[start of Records shown]

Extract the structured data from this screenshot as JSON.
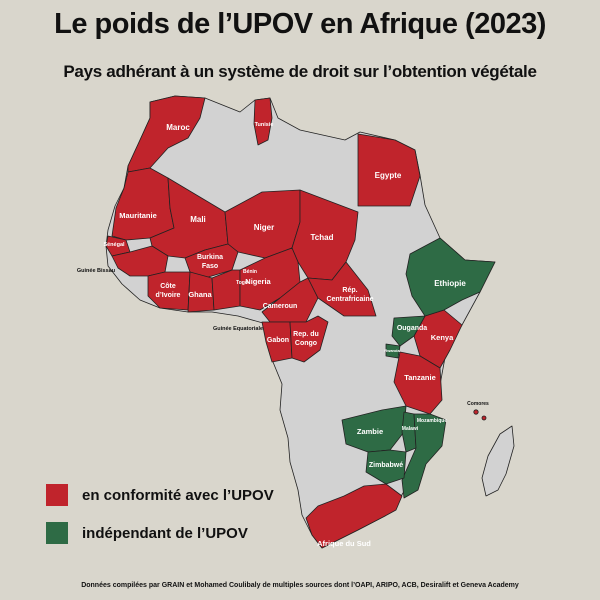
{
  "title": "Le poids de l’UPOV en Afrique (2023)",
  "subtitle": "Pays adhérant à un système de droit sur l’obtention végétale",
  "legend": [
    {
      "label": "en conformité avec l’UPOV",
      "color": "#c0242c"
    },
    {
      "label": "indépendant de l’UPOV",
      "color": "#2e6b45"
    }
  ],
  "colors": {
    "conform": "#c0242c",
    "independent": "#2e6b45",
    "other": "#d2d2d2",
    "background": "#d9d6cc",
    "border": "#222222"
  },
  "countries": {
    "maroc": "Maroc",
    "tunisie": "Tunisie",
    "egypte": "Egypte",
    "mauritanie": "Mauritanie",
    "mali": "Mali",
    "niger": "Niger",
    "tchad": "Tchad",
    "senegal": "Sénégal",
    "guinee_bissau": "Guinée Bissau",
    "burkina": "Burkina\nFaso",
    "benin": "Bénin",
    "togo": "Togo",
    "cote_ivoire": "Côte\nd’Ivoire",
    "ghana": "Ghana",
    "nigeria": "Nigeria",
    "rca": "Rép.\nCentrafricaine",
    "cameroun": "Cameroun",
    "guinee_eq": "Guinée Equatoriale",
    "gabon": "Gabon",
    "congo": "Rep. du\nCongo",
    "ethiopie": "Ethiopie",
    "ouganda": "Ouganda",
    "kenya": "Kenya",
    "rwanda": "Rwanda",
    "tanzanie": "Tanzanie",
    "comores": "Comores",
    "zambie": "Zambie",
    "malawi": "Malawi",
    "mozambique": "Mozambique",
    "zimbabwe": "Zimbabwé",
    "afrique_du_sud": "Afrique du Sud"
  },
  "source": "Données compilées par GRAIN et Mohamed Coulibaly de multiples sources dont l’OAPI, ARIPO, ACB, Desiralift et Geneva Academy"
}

[end of Records shown]
[start of Records shown]

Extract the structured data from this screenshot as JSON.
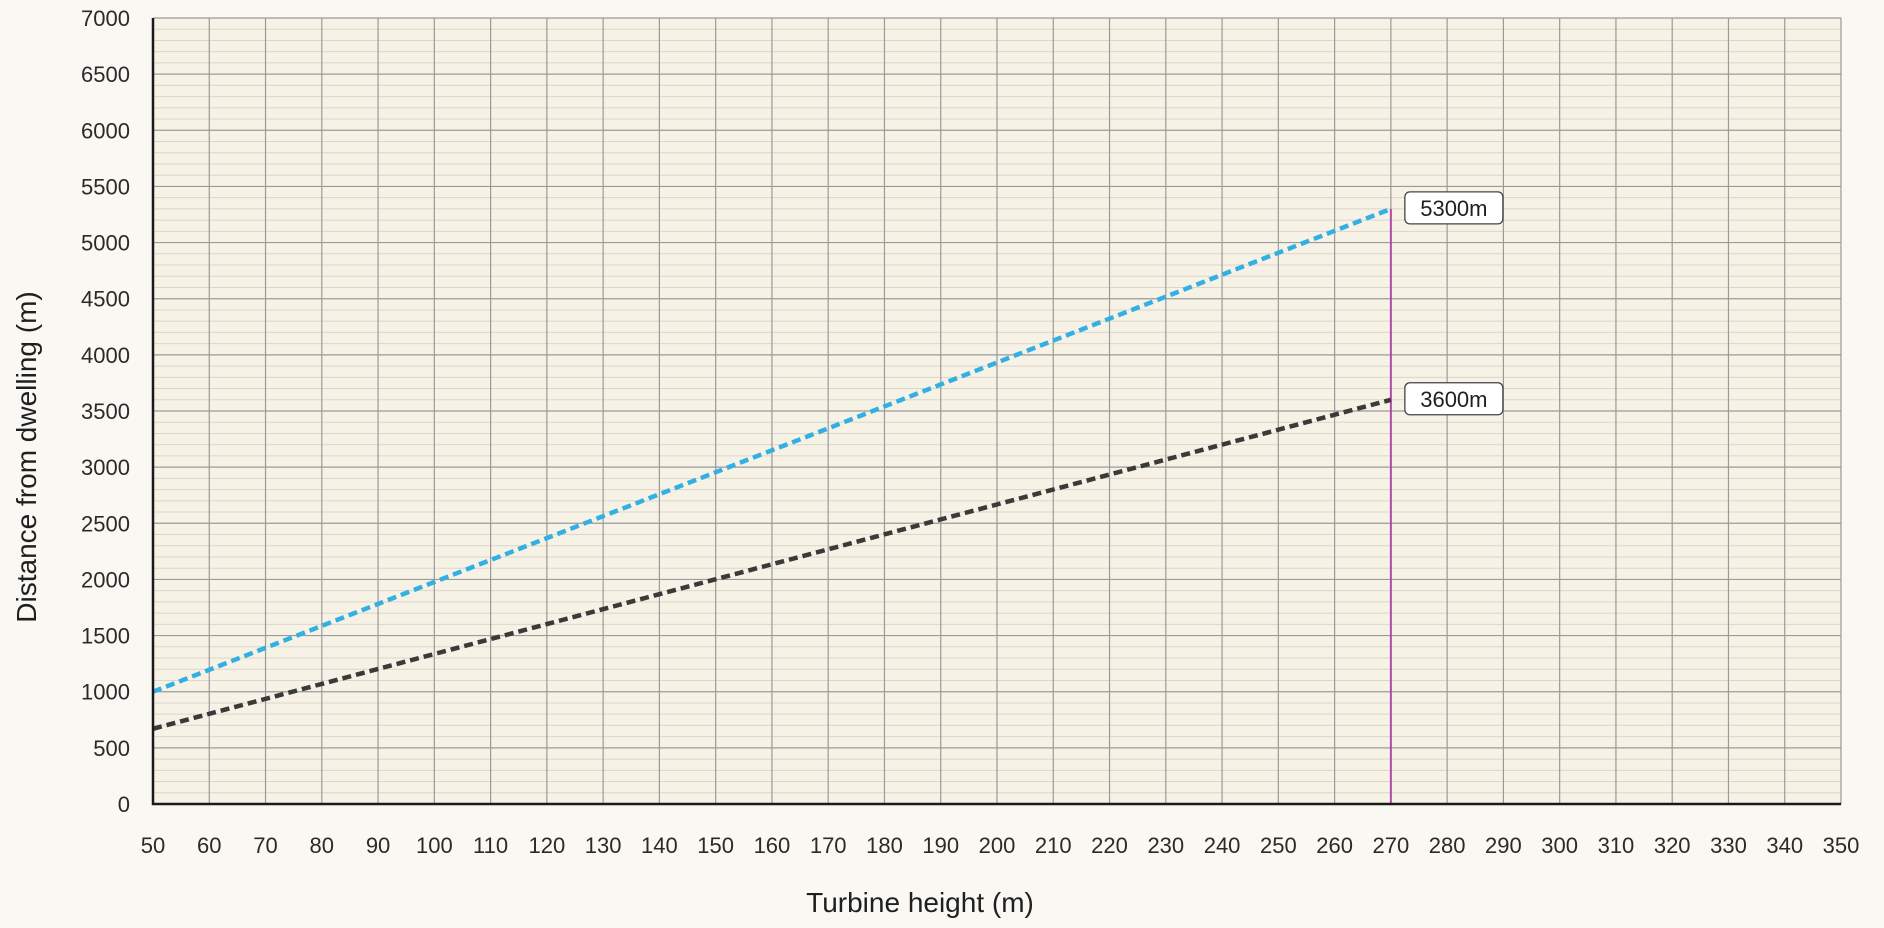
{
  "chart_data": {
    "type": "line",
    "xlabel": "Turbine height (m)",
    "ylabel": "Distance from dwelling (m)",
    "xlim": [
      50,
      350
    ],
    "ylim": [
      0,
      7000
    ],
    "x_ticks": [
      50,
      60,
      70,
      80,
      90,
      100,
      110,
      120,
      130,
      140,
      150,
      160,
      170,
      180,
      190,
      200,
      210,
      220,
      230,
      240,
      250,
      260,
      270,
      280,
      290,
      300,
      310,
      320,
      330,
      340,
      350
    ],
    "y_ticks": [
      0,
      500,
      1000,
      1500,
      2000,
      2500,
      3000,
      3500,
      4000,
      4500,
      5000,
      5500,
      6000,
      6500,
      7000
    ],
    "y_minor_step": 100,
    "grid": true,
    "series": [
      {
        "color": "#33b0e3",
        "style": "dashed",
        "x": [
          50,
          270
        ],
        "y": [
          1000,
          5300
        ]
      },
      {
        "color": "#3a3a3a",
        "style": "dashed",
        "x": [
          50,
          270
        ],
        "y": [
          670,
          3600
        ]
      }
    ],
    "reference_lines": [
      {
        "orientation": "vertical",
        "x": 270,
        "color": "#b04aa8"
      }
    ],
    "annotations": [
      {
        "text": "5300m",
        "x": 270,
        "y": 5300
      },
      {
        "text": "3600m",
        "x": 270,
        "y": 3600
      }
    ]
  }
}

[end of Records shown]
[start of Records shown]

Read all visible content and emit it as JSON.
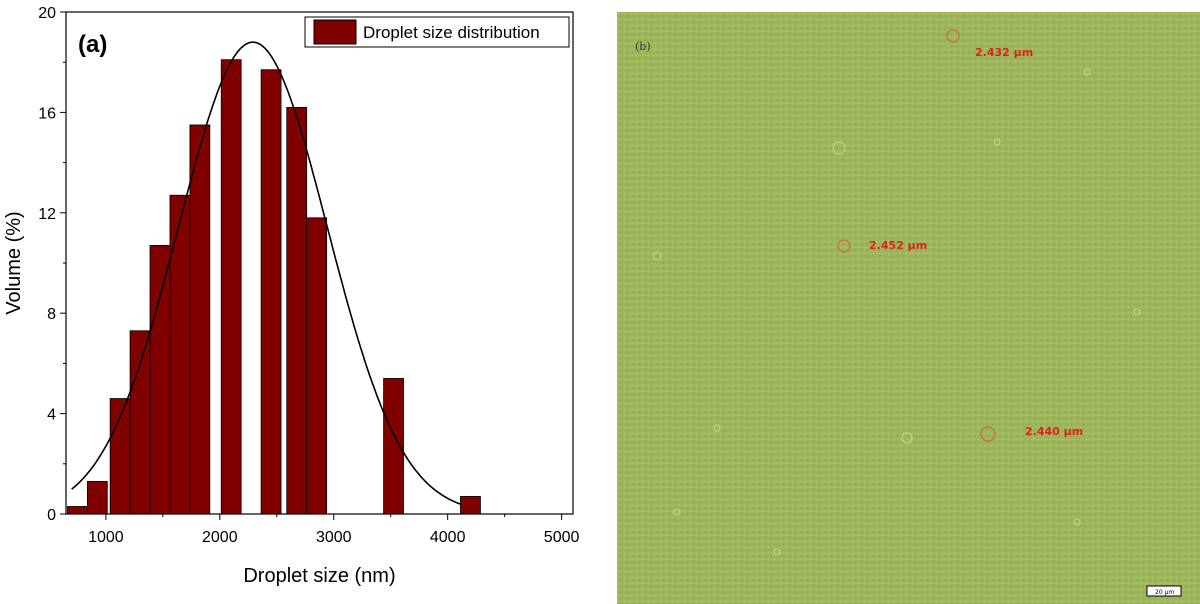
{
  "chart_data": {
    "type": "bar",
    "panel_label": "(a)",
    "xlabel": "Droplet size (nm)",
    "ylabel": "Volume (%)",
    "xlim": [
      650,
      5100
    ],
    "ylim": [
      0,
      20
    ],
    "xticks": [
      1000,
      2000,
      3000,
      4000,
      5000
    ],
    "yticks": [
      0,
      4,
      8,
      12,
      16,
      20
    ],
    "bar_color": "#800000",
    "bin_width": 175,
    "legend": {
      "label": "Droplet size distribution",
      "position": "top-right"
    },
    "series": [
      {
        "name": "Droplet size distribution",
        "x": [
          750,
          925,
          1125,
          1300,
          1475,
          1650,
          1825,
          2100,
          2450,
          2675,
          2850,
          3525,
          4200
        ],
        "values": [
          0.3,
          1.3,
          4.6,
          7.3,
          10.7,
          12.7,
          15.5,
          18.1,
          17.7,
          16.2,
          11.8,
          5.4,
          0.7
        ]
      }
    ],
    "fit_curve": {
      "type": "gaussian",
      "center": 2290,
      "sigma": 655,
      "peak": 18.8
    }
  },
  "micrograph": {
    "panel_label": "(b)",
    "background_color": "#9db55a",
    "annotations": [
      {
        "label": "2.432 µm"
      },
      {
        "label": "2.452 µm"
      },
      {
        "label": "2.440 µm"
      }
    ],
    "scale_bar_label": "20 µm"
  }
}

[end of Records shown]

Directions – Look over the listing above. Pick out and copy every line that includes "Guinée".

Full response –
    "guinee_bissau": "Guinée Bissau",
    "guinee_eq": "Guinée Equatoriale",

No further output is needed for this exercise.